- [RECORDS PROVIDED]:
-------------------------
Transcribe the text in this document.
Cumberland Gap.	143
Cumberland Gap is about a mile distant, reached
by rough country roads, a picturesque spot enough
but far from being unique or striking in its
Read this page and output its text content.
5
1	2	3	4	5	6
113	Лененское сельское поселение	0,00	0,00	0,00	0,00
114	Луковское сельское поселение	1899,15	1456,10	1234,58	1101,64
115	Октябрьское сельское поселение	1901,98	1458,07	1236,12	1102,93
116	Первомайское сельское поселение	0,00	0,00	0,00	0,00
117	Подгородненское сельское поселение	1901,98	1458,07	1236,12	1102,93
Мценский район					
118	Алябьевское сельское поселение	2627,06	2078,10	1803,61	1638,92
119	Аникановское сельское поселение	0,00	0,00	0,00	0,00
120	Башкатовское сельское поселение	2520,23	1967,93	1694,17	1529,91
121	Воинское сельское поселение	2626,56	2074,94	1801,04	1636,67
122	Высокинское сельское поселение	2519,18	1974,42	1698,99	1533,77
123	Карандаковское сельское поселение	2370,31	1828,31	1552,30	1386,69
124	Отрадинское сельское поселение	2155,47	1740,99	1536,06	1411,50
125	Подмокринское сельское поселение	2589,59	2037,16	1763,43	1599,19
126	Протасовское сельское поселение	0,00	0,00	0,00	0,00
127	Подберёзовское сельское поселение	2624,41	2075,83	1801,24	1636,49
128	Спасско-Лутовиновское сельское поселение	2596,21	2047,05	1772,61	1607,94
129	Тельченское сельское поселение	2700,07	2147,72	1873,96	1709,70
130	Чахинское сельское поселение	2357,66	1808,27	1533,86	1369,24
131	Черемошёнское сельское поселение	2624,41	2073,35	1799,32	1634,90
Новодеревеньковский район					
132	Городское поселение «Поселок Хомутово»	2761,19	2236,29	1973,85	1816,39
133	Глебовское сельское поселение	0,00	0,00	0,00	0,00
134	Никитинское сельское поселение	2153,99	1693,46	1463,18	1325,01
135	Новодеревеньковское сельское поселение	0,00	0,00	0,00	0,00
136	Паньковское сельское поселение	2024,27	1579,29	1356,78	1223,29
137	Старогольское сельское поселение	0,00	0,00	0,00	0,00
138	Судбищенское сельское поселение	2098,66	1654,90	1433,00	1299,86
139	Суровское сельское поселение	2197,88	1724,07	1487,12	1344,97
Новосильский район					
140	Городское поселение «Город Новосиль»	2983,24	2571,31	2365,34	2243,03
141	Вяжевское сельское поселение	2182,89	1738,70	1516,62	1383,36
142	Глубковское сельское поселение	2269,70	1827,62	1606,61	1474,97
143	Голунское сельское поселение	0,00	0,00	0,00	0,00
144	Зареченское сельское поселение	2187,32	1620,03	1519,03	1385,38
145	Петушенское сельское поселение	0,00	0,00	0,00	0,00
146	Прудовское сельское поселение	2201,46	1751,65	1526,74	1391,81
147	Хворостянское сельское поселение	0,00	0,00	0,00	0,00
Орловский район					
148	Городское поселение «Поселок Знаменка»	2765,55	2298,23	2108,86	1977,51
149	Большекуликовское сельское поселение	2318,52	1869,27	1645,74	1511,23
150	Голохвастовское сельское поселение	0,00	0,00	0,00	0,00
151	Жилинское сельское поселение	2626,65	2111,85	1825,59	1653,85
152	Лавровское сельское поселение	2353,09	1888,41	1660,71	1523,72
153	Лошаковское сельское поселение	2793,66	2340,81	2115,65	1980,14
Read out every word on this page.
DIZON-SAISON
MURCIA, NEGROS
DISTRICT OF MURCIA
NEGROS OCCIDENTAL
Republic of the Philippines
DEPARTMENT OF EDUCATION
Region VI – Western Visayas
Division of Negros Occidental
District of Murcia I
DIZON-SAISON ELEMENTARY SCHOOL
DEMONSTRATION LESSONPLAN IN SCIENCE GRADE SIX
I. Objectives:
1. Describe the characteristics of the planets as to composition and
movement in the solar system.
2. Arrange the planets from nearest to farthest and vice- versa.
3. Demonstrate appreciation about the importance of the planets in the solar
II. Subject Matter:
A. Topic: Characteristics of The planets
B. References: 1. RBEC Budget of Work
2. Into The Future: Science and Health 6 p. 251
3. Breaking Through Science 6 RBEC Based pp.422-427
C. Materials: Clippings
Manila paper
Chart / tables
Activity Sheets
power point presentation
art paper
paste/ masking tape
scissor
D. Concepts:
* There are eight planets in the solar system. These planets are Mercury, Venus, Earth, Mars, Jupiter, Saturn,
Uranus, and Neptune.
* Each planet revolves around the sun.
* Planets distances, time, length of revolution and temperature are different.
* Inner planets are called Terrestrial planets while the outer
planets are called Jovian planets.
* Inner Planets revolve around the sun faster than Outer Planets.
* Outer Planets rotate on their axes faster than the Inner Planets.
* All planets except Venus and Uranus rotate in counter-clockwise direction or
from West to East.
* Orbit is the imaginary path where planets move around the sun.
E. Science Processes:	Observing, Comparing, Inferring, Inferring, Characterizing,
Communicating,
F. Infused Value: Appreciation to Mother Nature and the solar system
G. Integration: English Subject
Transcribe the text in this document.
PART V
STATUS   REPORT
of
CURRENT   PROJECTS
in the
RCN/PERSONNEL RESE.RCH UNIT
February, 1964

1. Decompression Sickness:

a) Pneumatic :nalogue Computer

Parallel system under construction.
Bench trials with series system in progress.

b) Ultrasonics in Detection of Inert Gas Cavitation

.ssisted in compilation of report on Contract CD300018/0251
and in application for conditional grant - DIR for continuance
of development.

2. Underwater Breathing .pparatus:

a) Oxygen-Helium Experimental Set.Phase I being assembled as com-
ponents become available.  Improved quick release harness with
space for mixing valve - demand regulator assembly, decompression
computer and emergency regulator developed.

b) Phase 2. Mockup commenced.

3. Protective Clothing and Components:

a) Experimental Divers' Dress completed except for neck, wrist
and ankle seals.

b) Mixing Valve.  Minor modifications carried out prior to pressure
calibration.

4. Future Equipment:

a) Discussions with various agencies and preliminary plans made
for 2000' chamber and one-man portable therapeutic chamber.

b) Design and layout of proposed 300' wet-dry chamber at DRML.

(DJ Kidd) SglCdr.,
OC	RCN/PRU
-------------------------
- [SET EXERCISE]: Copy, from the material, each line that holds the string "Cumberland".

- [SOLUTION TO THIS TASK]:
Cumberland Gap.	143
Cumberland Gap is about a mile distant, reached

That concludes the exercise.